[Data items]

◇ ◇ ◇ ◇ ◇ ◇ ◇

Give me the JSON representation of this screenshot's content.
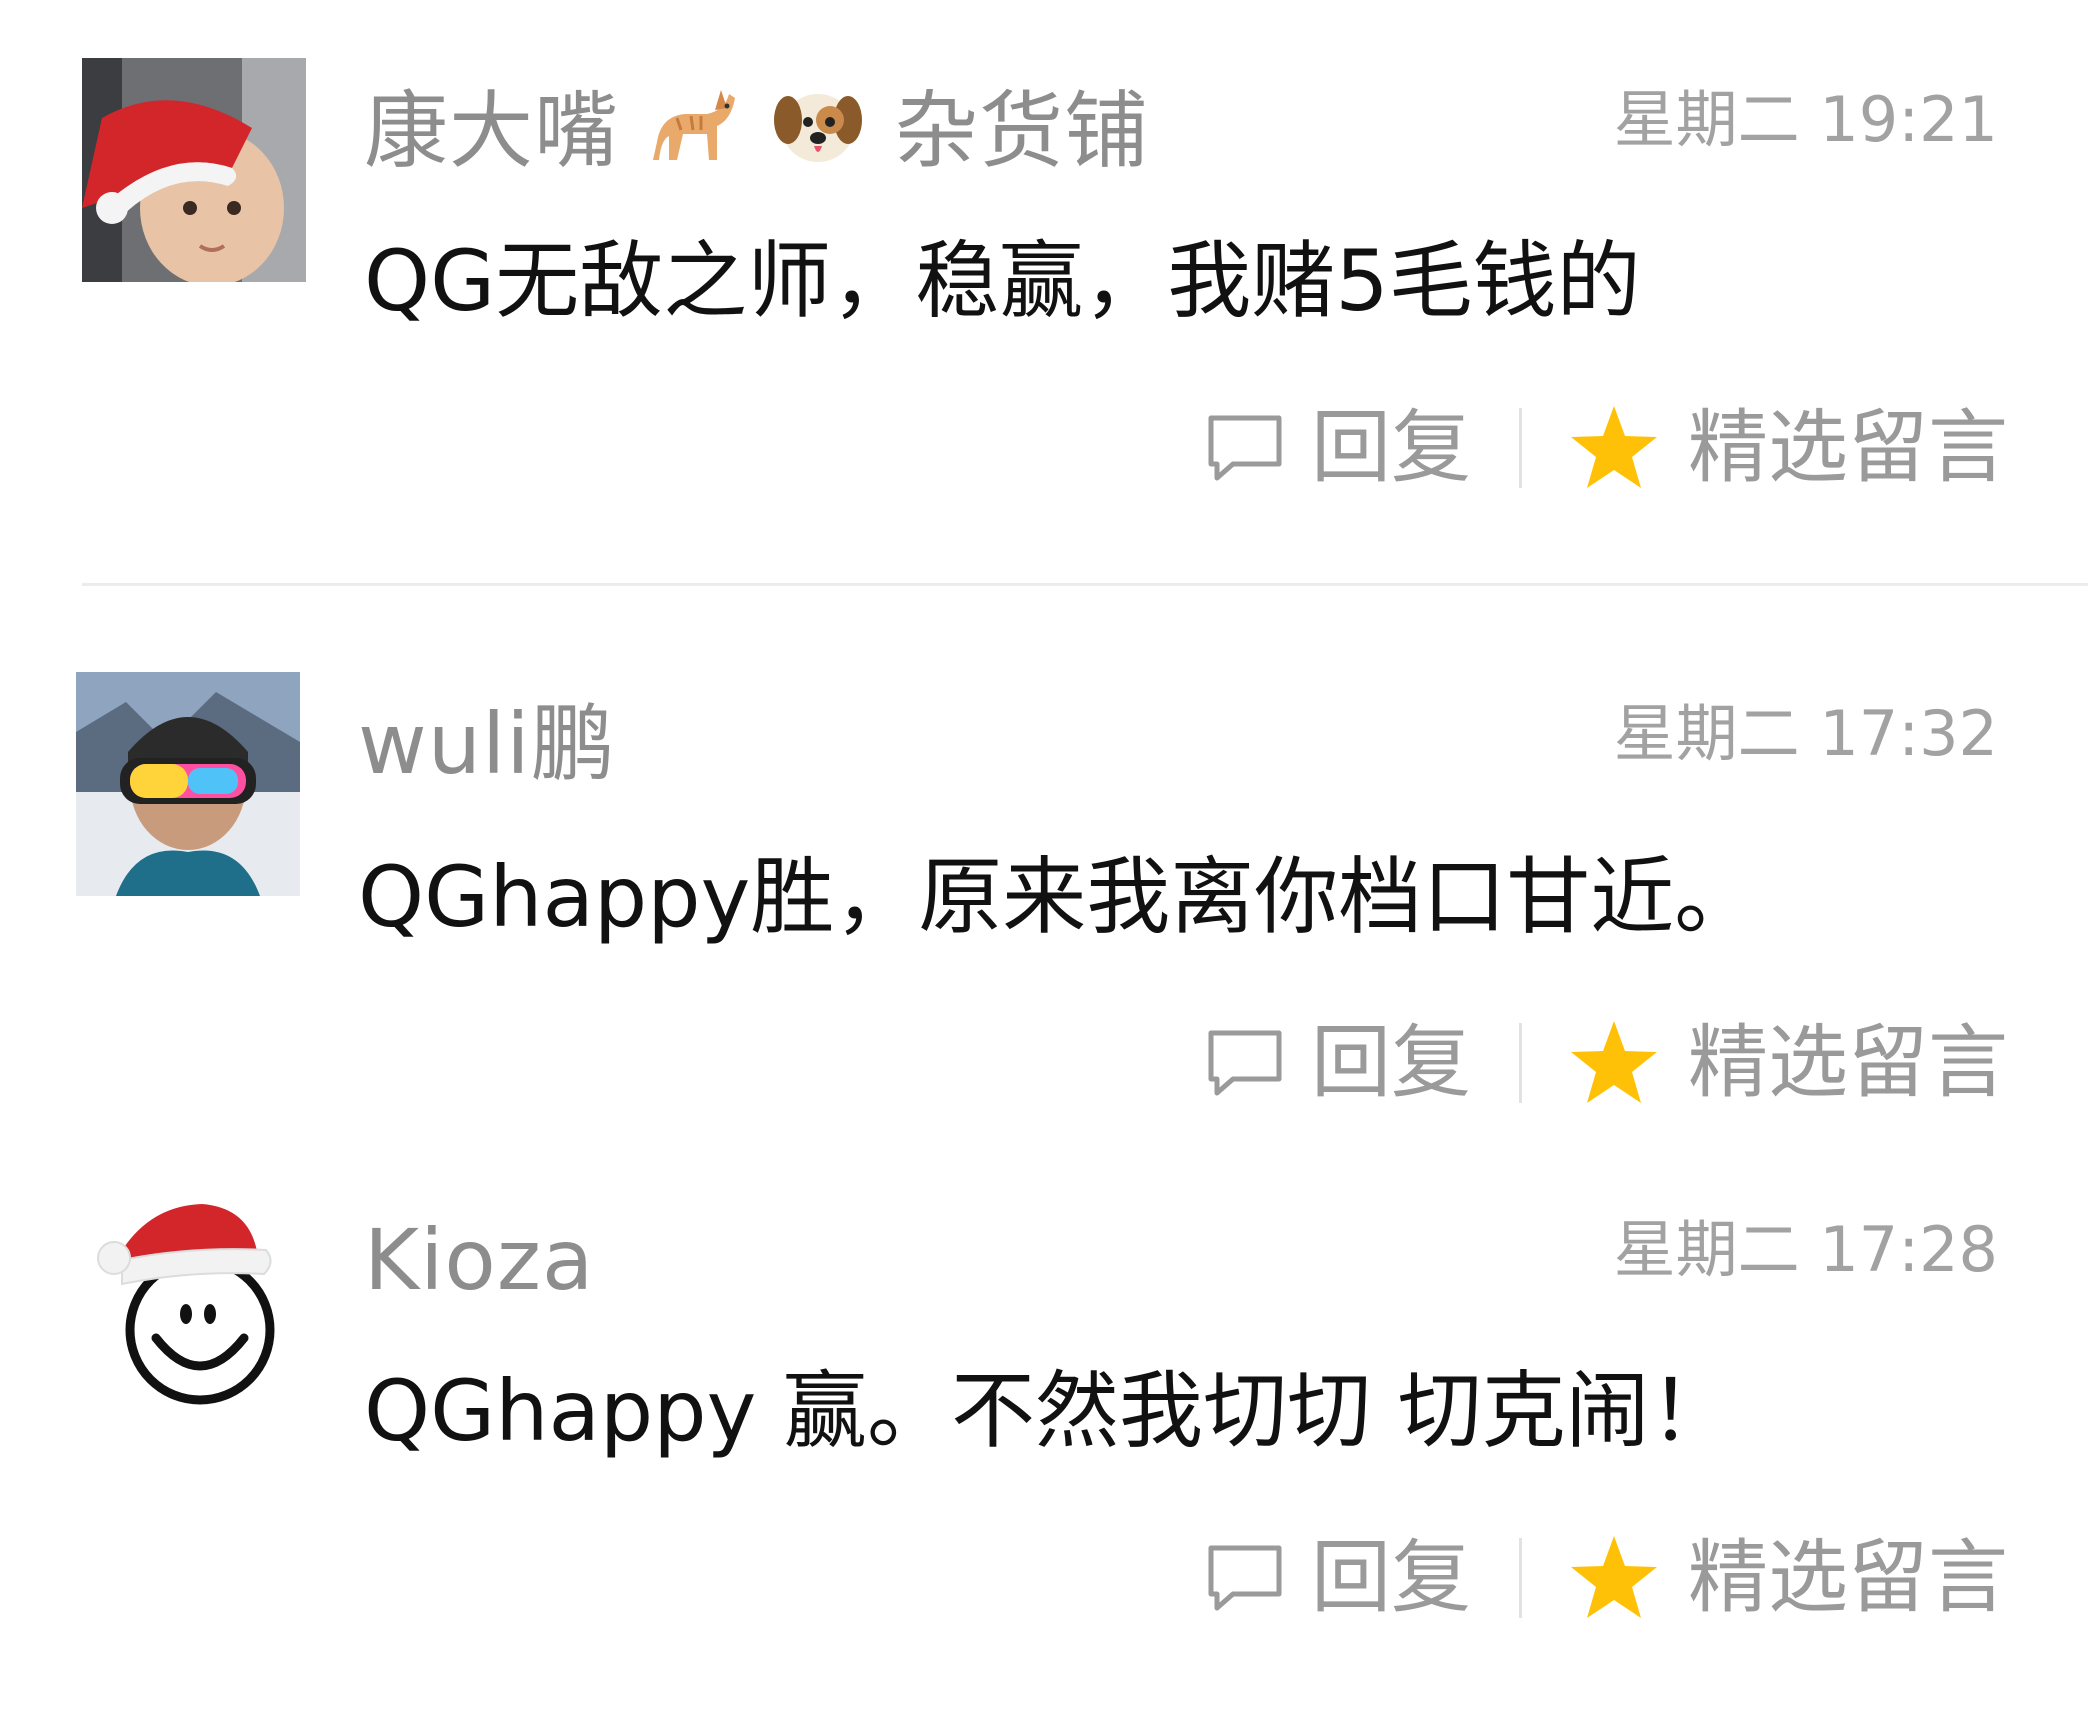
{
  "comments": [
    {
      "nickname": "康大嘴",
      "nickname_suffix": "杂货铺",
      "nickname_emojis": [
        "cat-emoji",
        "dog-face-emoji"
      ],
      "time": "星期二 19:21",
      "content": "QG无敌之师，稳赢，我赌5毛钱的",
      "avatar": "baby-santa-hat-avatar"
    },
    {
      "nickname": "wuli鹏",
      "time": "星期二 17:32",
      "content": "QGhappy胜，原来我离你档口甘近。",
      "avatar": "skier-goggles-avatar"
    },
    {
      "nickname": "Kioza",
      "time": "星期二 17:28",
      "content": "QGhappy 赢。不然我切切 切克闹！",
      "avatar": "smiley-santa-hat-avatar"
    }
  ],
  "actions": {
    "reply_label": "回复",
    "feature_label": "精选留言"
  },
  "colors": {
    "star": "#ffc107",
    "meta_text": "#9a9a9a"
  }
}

◇ ◇ ◇ ◇ ◇ ◇ ◇

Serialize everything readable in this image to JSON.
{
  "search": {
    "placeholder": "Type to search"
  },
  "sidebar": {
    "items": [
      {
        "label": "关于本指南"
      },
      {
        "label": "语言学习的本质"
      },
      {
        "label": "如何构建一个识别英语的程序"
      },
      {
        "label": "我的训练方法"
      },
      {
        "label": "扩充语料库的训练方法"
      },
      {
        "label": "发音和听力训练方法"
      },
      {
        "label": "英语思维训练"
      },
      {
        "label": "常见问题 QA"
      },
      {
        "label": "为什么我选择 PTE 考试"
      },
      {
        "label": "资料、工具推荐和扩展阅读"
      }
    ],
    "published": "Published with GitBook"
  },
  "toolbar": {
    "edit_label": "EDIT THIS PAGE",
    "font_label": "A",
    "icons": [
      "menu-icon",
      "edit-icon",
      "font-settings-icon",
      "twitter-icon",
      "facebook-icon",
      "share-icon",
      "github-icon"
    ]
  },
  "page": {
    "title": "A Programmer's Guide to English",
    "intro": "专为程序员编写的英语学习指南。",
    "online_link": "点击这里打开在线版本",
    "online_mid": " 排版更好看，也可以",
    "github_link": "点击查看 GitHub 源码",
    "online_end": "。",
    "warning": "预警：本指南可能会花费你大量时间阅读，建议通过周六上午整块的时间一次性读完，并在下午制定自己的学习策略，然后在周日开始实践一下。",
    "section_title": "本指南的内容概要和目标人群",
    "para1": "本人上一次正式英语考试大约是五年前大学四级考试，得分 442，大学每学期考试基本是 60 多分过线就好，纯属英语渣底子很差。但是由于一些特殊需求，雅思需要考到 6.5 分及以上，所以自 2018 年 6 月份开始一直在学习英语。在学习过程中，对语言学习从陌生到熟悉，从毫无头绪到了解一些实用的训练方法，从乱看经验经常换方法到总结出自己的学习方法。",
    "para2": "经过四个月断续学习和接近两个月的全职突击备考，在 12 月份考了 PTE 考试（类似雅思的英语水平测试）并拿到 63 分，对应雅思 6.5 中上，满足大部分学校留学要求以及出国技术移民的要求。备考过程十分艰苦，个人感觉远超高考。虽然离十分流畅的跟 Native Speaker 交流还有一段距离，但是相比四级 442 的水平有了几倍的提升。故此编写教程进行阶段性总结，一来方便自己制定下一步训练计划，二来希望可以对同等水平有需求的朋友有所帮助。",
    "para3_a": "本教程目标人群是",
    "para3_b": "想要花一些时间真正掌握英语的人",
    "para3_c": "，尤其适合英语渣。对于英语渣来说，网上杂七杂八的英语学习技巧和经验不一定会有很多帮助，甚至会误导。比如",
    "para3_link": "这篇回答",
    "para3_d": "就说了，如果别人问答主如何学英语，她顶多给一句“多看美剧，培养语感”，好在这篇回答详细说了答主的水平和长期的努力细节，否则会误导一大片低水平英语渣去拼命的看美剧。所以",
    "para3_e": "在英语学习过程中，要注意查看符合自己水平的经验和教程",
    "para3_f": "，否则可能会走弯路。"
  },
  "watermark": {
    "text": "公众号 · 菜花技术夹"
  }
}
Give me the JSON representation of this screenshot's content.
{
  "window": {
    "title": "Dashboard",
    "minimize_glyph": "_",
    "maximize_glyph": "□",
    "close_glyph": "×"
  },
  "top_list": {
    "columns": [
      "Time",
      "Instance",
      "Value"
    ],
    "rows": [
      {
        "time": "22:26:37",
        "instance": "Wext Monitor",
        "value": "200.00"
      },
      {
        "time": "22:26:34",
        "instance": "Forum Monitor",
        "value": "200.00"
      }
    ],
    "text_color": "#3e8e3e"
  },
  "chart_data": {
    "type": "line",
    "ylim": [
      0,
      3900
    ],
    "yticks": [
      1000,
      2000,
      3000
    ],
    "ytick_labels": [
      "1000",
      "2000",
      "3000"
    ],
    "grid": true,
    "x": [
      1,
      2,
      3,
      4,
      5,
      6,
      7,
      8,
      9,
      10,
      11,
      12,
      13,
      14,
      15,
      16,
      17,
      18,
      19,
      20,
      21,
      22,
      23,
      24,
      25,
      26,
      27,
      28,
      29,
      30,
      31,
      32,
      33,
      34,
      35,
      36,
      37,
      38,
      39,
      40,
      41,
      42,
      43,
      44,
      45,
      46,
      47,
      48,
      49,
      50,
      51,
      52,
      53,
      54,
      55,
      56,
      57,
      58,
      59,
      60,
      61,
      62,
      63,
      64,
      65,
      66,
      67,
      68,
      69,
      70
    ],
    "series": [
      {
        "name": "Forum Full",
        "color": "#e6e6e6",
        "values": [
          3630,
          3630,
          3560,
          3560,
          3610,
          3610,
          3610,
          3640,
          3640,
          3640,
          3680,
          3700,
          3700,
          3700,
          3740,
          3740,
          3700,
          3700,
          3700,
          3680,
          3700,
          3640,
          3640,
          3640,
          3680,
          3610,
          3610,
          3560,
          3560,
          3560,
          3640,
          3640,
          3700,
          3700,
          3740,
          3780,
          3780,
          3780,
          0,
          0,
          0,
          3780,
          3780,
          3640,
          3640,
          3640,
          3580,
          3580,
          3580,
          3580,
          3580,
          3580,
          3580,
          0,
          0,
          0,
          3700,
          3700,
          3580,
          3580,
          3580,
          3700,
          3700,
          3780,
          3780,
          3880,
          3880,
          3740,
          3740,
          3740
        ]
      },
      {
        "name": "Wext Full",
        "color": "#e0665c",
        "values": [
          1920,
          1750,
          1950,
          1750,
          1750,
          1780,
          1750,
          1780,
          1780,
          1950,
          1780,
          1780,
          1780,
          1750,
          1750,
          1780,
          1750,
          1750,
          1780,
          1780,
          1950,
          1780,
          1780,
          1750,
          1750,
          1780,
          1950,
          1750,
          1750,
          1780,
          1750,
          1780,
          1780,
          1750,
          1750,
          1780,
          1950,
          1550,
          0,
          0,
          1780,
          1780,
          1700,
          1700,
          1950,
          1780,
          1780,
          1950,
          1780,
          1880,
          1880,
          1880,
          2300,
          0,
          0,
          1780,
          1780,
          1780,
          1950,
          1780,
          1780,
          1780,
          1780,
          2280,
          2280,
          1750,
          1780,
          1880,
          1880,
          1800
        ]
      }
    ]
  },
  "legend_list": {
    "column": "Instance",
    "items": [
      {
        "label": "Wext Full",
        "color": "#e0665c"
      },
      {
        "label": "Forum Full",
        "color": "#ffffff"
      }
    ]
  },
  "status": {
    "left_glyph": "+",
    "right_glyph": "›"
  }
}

◇ ◇ ◇ ◇ ◇ ◇ ◇

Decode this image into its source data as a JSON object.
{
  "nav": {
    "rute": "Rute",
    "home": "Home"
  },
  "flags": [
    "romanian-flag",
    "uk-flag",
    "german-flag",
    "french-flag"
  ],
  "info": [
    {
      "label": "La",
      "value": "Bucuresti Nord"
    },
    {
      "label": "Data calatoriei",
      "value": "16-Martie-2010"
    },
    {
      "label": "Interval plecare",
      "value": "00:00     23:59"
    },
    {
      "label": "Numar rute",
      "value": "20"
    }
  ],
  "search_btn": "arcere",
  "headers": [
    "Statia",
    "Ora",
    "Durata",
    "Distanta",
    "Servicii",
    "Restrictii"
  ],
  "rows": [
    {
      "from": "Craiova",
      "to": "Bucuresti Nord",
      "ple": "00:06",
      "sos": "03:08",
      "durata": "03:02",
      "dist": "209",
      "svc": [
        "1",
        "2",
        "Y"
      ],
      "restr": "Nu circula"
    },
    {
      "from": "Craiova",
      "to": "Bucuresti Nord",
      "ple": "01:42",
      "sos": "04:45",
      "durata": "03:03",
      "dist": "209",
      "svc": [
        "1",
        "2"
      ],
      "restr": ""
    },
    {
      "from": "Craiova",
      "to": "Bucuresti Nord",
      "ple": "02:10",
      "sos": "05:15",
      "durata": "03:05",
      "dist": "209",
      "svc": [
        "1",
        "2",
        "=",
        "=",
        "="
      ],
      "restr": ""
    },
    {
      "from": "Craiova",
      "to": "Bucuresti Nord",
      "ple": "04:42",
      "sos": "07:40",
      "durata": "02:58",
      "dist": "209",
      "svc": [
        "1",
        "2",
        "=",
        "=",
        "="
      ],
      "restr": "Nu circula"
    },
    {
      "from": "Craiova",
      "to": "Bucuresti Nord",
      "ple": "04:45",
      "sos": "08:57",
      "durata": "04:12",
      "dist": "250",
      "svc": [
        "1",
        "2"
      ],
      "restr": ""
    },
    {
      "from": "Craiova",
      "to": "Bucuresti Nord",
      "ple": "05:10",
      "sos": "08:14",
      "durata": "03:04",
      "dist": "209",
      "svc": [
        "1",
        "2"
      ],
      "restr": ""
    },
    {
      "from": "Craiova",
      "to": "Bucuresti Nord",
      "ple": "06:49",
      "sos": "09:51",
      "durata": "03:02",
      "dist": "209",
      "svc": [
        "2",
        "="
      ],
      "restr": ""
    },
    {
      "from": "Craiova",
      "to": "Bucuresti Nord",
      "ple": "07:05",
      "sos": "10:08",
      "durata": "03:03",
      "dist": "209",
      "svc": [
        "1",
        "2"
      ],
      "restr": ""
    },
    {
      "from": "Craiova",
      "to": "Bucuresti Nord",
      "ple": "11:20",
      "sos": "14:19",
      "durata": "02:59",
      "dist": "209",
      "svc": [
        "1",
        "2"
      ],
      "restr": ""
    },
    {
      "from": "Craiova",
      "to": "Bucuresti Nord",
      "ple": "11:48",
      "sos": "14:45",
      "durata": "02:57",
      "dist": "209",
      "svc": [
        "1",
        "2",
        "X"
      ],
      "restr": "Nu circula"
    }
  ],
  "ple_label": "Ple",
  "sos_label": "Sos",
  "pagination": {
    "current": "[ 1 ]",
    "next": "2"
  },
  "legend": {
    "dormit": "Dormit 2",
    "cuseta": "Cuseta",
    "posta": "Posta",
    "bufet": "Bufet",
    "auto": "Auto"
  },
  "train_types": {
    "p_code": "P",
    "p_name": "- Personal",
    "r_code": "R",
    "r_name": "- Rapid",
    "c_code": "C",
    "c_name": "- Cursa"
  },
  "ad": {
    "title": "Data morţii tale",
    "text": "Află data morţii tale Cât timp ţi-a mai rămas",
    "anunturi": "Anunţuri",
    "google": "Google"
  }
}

◇ ◇ ◇ ◇ ◇ ◇ ◇

BRIEF →
Of the lines in the listing above, how many hold the string "Monitor"? Reply with the number only.

RESULT FOR THIS EXERCISE →
2